Return all of the data exactly, with nothing left out but the pictures.

Extracted data entries:

begin

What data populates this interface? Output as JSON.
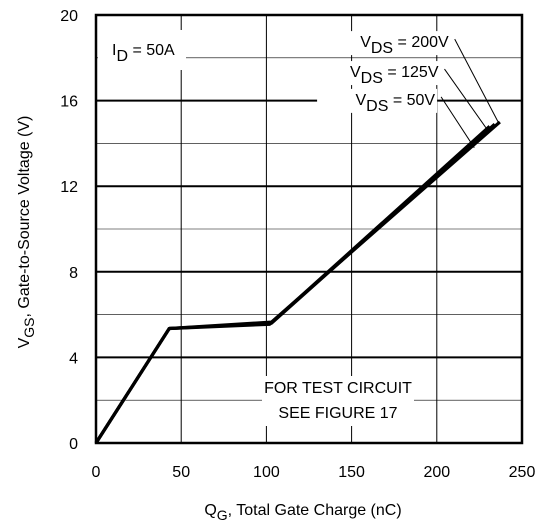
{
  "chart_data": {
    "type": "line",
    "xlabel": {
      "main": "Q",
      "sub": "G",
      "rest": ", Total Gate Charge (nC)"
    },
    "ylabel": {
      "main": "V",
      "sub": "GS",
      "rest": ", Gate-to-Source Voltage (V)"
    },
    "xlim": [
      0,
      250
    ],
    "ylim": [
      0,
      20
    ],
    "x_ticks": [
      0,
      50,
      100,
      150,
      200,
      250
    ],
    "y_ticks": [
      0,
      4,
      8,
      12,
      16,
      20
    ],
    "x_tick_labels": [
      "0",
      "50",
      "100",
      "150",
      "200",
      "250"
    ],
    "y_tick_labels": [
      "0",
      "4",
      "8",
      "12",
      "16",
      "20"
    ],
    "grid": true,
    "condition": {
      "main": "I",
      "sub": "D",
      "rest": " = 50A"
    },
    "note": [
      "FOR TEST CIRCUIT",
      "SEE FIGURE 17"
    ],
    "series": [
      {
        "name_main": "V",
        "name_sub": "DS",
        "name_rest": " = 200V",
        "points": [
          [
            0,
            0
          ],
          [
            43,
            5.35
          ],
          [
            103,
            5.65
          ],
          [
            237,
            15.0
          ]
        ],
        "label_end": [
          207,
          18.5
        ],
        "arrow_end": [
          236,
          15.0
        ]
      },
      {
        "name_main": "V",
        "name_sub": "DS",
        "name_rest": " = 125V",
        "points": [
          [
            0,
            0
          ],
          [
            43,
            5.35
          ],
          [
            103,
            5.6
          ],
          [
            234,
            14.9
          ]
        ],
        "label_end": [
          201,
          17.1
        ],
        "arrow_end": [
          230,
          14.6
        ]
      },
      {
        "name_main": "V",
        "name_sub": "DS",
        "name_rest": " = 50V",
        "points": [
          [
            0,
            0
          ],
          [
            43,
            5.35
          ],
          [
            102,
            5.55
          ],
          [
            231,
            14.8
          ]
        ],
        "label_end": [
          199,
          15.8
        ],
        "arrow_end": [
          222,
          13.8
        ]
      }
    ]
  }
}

end

- **Exercise response**
What data populates this interface? Output as JSON.
{
  "chart_data": {
    "type": "line",
    "xlabel": {
      "main": "Q",
      "sub": "G",
      "rest": ", Total Gate Charge (nC)"
    },
    "ylabel": {
      "main": "V",
      "sub": "GS",
      "rest": ", Gate-to-Source Voltage (V)"
    },
    "xlim": [
      0,
      250
    ],
    "ylim": [
      0,
      20
    ],
    "x_ticks": [
      0,
      50,
      100,
      150,
      200,
      250
    ],
    "y_ticks": [
      0,
      4,
      8,
      12,
      16,
      20
    ],
    "x_tick_labels": [
      "0",
      "50",
      "100",
      "150",
      "200",
      "250"
    ],
    "y_tick_labels": [
      "0",
      "4",
      "8",
      "12",
      "16",
      "20"
    ],
    "grid": true,
    "condition": {
      "main": "I",
      "sub": "D",
      "rest": " = 50A"
    },
    "note": [
      "FOR TEST CIRCUIT",
      "SEE FIGURE 17"
    ],
    "series": [
      {
        "name_main": "V",
        "name_sub": "DS",
        "name_rest": " = 200V",
        "points": [
          [
            0,
            0
          ],
          [
            43,
            5.35
          ],
          [
            103,
            5.65
          ],
          [
            237,
            15.0
          ]
        ],
        "label_end": [
          207,
          18.5
        ],
        "arrow_end": [
          236,
          15.0
        ]
      },
      {
        "name_main": "V",
        "name_sub": "DS",
        "name_rest": " = 125V",
        "points": [
          [
            0,
            0
          ],
          [
            43,
            5.35
          ],
          [
            103,
            5.6
          ],
          [
            234,
            14.9
          ]
        ],
        "label_end": [
          201,
          17.1
        ],
        "arrow_end": [
          230,
          14.6
        ]
      },
      {
        "name_main": "V",
        "name_sub": "DS",
        "name_rest": " = 50V",
        "points": [
          [
            0,
            0
          ],
          [
            43,
            5.35
          ],
          [
            102,
            5.55
          ],
          [
            231,
            14.8
          ]
        ],
        "label_end": [
          199,
          15.8
        ],
        "arrow_end": [
          222,
          13.8
        ]
      }
    ]
  }
}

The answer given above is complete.